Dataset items

>> Begin

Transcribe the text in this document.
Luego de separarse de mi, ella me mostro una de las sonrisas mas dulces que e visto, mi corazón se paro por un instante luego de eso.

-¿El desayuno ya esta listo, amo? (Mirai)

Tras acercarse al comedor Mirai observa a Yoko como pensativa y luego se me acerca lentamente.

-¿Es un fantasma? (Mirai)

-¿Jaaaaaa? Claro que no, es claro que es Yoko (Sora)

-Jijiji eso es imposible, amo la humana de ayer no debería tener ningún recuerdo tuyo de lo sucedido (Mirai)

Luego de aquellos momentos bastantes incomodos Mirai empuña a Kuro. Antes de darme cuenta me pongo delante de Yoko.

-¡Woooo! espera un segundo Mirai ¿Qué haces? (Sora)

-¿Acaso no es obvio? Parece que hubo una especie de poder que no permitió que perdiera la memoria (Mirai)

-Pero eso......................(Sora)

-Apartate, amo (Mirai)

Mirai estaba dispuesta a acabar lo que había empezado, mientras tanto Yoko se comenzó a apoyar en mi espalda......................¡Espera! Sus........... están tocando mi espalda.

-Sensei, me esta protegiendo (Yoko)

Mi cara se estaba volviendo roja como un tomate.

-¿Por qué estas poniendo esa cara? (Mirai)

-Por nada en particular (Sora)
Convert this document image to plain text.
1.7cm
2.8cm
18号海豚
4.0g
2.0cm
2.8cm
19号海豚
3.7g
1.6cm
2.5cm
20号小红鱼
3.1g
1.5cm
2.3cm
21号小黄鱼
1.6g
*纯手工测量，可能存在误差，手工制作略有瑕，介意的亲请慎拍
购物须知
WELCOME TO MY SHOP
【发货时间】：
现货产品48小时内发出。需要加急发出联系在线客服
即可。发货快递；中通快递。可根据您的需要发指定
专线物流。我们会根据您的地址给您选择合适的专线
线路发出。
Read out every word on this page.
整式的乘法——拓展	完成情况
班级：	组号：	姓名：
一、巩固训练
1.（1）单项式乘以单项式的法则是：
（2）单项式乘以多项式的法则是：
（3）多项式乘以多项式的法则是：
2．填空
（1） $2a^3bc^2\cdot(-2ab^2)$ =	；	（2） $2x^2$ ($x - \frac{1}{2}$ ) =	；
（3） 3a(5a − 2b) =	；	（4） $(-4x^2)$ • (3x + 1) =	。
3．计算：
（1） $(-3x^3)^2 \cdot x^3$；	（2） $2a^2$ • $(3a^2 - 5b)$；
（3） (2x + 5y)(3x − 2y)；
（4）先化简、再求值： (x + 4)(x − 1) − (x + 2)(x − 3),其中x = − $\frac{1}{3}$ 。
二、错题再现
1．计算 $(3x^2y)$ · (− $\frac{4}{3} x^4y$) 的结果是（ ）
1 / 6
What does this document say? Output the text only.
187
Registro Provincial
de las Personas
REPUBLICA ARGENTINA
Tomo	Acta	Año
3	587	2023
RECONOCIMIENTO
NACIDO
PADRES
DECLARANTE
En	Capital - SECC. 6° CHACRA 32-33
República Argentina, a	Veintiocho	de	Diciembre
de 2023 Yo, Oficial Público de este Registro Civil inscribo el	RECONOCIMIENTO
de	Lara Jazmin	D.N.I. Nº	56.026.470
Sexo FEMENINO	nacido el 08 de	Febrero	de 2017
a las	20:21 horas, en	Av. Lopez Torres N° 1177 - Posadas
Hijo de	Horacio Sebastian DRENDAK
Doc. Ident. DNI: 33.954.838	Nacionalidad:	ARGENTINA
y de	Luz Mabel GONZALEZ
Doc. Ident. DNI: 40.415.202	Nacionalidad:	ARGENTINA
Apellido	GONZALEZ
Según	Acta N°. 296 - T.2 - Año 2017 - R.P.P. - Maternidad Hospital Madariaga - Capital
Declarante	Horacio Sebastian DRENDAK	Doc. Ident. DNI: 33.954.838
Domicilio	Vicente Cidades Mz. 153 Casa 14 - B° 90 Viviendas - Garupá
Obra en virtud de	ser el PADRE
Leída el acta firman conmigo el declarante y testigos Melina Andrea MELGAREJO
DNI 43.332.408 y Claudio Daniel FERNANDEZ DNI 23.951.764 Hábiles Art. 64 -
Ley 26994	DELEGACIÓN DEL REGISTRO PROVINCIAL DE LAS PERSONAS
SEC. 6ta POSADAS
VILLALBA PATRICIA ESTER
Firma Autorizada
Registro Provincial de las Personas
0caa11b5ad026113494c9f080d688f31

>> End

> [WORK REQUIRED] Take every line from the data that contains the word "frac".

> [RESPONSE TO THE EXERCISE]
（1） $2a^3bc^2\cdot(-2ab^2)$ =	；	（2） $2x^2$ ($x - \frac{1}{2}$ ) =	；
（4）先化简、再求值： (x + 4)(x − 1) − (x + 2)(x − 3),其中x = − $\frac{1}{3}$ 。
1．计算 $(3x^2y)$ · (− $\frac{4}{3} x^4y$) 的结果是（ ）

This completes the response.